WRITTEN INSTRUCTION:
Reproduce every one of the following lines word for word.

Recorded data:
_ _ _ _
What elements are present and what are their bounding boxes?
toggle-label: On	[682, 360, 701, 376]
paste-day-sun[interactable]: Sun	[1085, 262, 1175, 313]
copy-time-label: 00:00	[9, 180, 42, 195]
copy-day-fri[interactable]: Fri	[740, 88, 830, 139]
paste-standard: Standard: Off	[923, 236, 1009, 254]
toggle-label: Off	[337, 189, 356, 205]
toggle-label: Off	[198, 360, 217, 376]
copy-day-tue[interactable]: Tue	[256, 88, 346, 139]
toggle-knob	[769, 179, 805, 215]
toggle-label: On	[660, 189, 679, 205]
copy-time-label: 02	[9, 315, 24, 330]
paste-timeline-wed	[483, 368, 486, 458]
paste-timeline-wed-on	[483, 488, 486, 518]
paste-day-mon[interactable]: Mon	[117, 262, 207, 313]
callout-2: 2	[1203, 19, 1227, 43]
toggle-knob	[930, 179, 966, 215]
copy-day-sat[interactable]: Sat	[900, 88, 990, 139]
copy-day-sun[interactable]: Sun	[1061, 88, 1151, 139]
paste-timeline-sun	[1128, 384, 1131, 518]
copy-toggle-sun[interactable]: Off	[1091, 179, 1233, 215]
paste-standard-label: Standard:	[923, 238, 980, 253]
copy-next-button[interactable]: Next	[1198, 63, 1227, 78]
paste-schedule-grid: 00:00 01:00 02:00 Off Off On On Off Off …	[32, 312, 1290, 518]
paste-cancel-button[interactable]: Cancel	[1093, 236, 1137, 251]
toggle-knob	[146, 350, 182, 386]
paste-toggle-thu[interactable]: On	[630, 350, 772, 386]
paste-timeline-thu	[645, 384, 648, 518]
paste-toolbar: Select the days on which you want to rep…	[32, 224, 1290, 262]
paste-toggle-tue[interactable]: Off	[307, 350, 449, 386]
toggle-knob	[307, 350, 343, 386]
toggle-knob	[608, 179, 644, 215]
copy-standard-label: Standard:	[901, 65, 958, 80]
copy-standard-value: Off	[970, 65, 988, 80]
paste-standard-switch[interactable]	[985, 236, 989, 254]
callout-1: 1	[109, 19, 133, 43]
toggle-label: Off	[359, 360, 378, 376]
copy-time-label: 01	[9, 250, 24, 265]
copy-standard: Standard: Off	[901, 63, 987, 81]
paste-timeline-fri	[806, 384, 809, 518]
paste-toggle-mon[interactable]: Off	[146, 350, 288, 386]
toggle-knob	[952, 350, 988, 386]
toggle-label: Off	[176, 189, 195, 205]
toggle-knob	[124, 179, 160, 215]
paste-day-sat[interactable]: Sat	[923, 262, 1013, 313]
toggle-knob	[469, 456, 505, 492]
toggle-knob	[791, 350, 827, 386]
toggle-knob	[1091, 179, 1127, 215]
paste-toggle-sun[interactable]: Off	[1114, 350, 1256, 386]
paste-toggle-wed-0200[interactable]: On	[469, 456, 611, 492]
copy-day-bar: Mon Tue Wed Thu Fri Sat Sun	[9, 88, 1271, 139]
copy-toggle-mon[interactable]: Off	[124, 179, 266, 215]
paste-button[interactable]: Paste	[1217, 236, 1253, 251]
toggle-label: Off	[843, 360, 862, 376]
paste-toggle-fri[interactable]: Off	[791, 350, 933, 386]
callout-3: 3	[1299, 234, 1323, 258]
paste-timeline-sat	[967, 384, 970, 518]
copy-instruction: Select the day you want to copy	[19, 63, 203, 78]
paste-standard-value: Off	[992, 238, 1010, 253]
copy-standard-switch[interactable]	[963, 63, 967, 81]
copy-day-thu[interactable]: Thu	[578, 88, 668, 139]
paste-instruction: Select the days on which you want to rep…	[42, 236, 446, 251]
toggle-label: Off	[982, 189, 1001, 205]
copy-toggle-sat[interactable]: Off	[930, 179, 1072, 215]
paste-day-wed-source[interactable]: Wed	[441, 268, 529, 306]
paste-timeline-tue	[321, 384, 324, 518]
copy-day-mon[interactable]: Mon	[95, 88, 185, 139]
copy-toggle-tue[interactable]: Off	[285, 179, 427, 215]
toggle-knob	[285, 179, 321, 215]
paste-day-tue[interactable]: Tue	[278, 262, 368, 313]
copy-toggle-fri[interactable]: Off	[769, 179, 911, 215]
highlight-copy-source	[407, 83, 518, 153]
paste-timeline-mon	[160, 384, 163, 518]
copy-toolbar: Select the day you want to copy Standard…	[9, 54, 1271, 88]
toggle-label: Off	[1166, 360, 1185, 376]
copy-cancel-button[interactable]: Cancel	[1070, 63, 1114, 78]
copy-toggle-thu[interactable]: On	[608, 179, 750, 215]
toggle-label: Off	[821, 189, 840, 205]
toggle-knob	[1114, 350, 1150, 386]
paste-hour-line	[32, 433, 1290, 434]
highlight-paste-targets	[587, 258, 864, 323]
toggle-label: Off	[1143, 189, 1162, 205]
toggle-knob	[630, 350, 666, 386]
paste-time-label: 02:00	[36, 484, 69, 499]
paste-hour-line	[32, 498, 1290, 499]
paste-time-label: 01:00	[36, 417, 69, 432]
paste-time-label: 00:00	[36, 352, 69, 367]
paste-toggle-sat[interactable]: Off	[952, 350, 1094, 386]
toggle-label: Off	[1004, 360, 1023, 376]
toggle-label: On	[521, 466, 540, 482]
_ _ _ _
RESPONSE BELOW:
What elements are present and what are their bounding boxes?
toggle-label: On	[682, 360, 701, 376]
paste-day-sun[interactable]: Sun	[1085, 262, 1175, 313]
copy-time-label: 00:00	[9, 180, 42, 195]
copy-day-fri[interactable]: Fri	[740, 88, 830, 139]
paste-standard: Standard: Off	[923, 236, 1009, 254]
toggle-label: Off	[337, 189, 356, 205]
toggle-label: Off	[198, 360, 217, 376]
copy-day-tue[interactable]: Tue	[256, 88, 346, 139]
toggle-knob	[769, 179, 805, 215]
toggle-label: On	[660, 189, 679, 205]
copy-time-label: 02	[9, 315, 24, 330]
paste-timeline-wed	[483, 368, 486, 458]
paste-timeline-wed-on	[483, 488, 486, 518]
paste-day-mon[interactable]: Mon	[117, 262, 207, 313]
callout-2: 2	[1203, 19, 1227, 43]
toggle-knob	[930, 179, 966, 215]
copy-day-sat[interactable]: Sat	[900, 88, 990, 139]
copy-day-sun[interactable]: Sun	[1061, 88, 1151, 139]
paste-timeline-sun	[1128, 384, 1131, 518]
copy-toggle-sun[interactable]: Off	[1091, 179, 1233, 215]
paste-standard-label: Standard:	[923, 238, 980, 253]
copy-next-button[interactable]: Next	[1198, 63, 1227, 78]
paste-schedule-grid: 00:00 01:00 02:00 Off Off On On Off Off …	[32, 312, 1290, 518]
paste-cancel-button[interactable]: Cancel	[1093, 236, 1137, 251]
toggle-knob	[146, 350, 182, 386]
paste-toggle-thu[interactable]: On	[630, 350, 772, 386]
paste-timeline-thu	[645, 384, 648, 518]
paste-toolbar: Select the days on which you want to rep…	[32, 224, 1290, 262]
paste-toggle-tue[interactable]: Off	[307, 350, 449, 386]
toggle-knob	[307, 350, 343, 386]
toggle-knob	[608, 179, 644, 215]
copy-standard-label: Standard:	[901, 65, 958, 80]
copy-standard-value: Off	[970, 65, 988, 80]
paste-standard-switch[interactable]	[985, 236, 989, 254]
callout-1: 1	[109, 19, 133, 43]
toggle-label: Off	[359, 360, 378, 376]
copy-time-label: 01	[9, 250, 24, 265]
copy-standard: Standard: Off	[901, 63, 987, 81]
paste-timeline-fri	[806, 384, 809, 518]
paste-toggle-mon[interactable]: Off	[146, 350, 288, 386]
toggle-knob	[952, 350, 988, 386]
toggle-label: Off	[176, 189, 195, 205]
toggle-knob	[124, 179, 160, 215]
paste-day-sat[interactable]: Sat	[923, 262, 1013, 313]
toggle-knob	[469, 456, 505, 492]
toggle-knob	[791, 350, 827, 386]
toggle-knob	[1091, 179, 1127, 215]
paste-toggle-sun[interactable]: Off	[1114, 350, 1256, 386]
paste-toggle-wed-0200[interactable]: On	[469, 456, 611, 492]
copy-day-bar: Mon Tue Wed Thu Fri Sat Sun	[9, 88, 1271, 139]
copy-toggle-mon[interactable]: Off	[124, 179, 266, 215]
paste-button[interactable]: Paste	[1217, 236, 1253, 251]
toggle-label: Off	[843, 360, 862, 376]
paste-toggle-fri[interactable]: Off	[791, 350, 933, 386]
callout-3: 3	[1299, 234, 1323, 258]
paste-timeline-sat	[967, 384, 970, 518]
copy-instruction: Select the day you want to copy	[19, 63, 203, 78]
paste-standard-value: Off	[992, 238, 1010, 253]
copy-standard-switch[interactable]	[963, 63, 967, 81]
copy-day-thu[interactable]: Thu	[578, 88, 668, 139]
paste-instruction: Select the days on which you want to rep…	[42, 236, 446, 251]
toggle-label: Off	[982, 189, 1001, 205]
copy-toggle-sat[interactable]: Off	[930, 179, 1072, 215]
paste-day-wed-source[interactable]: Wed	[441, 268, 529, 306]
paste-timeline-tue	[321, 384, 324, 518]
copy-day-mon[interactable]: Mon	[95, 88, 185, 139]
copy-toggle-tue[interactable]: Off	[285, 179, 427, 215]
toggle-knob	[285, 179, 321, 215]
paste-day-tue[interactable]: Tue	[278, 262, 368, 313]
copy-toggle-fri[interactable]: Off	[769, 179, 911, 215]
highlight-copy-source	[407, 83, 518, 153]
paste-timeline-mon	[160, 384, 163, 518]
copy-toolbar: Select the day you want to copy Standard…	[9, 54, 1271, 88]
toggle-label: Off	[1166, 360, 1185, 376]
copy-cancel-button[interactable]: Cancel	[1070, 63, 1114, 78]
copy-toggle-thu[interactable]: On	[608, 179, 750, 215]
toggle-label: Off	[821, 189, 840, 205]
toggle-knob	[1114, 350, 1150, 386]
paste-hour-line	[32, 433, 1290, 434]
highlight-paste-targets	[587, 258, 864, 323]
toggle-label: Off	[1143, 189, 1162, 205]
toggle-knob	[630, 350, 666, 386]
paste-time-label: 02:00	[36, 484, 69, 499]
paste-hour-line	[32, 498, 1290, 499]
paste-time-label: 01:00	[36, 417, 69, 432]
paste-time-label: 00:00	[36, 352, 69, 367]
paste-toggle-sat[interactable]: Off	[952, 350, 1094, 386]
toggle-label: Off	[1004, 360, 1023, 376]
toggle-label: On	[521, 466, 540, 482]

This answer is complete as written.